## Instructions to follow
Collect every line in the records below that contains the word "Defendant".

Entries taken from a collection
◆ ◆ ◆

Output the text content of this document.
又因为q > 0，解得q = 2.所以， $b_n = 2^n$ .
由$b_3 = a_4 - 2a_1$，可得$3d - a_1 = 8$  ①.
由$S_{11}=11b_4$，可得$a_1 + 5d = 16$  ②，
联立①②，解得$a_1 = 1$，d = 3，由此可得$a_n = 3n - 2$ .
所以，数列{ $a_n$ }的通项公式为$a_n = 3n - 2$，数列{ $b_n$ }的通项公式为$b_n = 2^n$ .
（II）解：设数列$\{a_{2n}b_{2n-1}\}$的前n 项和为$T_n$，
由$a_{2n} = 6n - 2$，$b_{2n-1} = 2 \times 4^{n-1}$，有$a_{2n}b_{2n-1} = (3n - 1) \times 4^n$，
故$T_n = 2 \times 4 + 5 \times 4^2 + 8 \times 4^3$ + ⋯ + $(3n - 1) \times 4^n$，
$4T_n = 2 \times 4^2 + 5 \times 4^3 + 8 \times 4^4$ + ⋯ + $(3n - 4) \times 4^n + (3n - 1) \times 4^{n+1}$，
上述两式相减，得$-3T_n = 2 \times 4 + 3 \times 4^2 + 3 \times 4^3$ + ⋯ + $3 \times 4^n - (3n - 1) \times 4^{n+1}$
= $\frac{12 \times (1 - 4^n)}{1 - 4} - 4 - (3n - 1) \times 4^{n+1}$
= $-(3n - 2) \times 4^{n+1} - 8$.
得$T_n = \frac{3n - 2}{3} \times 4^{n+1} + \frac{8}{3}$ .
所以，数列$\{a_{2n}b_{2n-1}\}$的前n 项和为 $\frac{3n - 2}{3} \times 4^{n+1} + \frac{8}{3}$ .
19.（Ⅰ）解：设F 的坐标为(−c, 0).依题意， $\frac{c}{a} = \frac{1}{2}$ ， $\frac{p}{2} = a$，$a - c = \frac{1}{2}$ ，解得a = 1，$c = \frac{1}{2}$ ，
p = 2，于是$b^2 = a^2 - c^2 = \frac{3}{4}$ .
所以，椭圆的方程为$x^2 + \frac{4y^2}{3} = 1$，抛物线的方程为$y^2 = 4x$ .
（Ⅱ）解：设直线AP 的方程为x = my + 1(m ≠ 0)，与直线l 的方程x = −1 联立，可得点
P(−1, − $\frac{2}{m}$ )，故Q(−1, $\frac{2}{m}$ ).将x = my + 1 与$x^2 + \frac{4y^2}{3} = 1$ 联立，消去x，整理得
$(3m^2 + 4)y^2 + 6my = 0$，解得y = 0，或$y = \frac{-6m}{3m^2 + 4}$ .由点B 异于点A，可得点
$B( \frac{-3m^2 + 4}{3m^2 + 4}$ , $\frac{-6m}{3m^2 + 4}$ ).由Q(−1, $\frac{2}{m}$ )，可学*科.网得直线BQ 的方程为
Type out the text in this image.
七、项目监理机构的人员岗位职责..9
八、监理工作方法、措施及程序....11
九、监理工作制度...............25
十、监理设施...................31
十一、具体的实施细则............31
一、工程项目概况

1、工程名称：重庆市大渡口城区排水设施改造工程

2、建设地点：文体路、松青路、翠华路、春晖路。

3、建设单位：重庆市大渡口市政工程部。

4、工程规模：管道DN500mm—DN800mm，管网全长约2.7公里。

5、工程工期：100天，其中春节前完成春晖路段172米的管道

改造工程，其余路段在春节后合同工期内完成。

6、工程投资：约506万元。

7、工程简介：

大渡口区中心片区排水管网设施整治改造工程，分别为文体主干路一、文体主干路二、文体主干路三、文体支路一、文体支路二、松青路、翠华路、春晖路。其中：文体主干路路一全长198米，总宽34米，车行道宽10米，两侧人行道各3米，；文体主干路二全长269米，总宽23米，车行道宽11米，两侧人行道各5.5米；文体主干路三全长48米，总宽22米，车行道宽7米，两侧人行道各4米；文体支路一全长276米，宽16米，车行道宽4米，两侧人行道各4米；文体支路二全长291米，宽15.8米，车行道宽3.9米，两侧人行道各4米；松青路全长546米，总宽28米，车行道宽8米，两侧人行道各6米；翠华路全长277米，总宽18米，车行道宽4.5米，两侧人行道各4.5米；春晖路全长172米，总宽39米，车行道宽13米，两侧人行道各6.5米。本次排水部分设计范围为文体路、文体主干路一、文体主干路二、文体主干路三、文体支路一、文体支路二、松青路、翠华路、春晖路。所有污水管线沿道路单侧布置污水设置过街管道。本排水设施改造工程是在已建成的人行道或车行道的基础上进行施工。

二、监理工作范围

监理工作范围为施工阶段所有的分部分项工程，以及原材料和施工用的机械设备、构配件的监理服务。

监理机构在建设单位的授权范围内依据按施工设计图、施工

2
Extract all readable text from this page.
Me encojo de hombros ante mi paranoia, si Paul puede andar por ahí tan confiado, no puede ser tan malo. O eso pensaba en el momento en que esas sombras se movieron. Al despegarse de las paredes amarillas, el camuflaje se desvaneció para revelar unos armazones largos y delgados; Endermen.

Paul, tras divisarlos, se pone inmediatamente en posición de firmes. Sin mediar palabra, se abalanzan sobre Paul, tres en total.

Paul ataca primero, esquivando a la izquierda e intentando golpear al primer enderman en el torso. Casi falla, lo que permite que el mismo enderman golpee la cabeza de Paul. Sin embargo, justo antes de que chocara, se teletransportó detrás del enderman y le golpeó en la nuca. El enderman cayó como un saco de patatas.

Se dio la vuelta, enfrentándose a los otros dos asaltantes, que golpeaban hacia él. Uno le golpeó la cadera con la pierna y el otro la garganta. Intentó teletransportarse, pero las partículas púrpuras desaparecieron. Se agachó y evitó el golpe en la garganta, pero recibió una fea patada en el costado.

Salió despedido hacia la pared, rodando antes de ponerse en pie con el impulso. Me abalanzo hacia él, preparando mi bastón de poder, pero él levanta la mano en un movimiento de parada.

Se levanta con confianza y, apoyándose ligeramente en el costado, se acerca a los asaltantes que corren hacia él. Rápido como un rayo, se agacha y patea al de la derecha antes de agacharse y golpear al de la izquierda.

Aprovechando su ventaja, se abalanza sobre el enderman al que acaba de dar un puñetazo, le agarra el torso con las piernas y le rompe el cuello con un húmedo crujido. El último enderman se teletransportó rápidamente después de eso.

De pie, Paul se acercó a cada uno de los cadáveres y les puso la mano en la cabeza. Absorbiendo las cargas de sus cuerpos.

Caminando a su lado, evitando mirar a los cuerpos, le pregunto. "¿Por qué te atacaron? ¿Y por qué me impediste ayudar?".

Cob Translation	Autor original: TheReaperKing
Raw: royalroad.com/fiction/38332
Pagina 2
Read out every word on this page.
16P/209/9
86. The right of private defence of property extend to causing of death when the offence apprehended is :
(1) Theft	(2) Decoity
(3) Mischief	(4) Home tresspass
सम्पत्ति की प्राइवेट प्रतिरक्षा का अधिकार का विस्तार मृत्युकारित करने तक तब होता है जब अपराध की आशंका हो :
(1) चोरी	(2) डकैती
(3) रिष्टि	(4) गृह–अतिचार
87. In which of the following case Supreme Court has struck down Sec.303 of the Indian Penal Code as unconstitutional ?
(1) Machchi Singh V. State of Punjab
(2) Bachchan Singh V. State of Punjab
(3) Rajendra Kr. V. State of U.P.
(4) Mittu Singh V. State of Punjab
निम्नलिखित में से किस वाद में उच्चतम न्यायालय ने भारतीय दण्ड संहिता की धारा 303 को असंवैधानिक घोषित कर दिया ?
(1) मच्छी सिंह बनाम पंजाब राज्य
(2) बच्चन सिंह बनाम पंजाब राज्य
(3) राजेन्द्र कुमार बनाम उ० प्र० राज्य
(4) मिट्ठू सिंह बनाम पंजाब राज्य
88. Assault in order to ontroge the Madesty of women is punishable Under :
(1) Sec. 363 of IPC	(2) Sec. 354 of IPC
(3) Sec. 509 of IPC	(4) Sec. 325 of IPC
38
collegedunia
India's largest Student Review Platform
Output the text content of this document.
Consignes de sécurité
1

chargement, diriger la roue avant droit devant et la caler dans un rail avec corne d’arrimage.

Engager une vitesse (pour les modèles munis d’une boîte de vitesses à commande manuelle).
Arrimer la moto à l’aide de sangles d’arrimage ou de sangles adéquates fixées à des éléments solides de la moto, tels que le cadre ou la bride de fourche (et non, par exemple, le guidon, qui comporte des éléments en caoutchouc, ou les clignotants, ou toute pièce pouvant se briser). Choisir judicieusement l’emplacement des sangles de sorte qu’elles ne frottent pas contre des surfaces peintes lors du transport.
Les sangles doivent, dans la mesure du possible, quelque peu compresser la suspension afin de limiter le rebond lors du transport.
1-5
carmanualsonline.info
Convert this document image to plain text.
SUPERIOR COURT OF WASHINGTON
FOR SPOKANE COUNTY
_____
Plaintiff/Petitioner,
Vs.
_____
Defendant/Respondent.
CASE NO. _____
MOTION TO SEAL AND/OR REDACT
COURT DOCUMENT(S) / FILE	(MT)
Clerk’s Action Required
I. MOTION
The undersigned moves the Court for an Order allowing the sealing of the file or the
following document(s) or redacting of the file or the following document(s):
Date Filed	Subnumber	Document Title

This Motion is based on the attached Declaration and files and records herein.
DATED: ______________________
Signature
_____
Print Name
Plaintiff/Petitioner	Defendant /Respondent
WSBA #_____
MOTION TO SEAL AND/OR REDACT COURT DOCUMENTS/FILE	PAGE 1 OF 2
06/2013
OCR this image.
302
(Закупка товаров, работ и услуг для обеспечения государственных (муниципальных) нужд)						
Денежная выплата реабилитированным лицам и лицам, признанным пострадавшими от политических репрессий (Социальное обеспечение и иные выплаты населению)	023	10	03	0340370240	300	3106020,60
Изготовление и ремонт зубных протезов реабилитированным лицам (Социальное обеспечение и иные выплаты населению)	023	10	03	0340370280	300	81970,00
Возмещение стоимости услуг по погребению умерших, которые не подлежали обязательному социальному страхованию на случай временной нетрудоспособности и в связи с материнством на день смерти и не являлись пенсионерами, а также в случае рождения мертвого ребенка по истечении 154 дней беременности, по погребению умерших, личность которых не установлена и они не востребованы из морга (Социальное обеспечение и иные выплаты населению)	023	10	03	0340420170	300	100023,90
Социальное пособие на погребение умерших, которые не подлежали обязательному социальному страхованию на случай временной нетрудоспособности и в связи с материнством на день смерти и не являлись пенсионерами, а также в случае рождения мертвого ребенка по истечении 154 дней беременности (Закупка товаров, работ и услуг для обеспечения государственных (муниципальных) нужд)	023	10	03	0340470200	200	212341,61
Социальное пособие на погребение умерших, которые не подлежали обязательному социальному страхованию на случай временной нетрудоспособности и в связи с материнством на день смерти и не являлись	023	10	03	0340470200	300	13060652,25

◆ ◆ ◆

## Answer to the problem
Defendant/Respondent.
Plaintiff/Petitioner	Defendant /Respondent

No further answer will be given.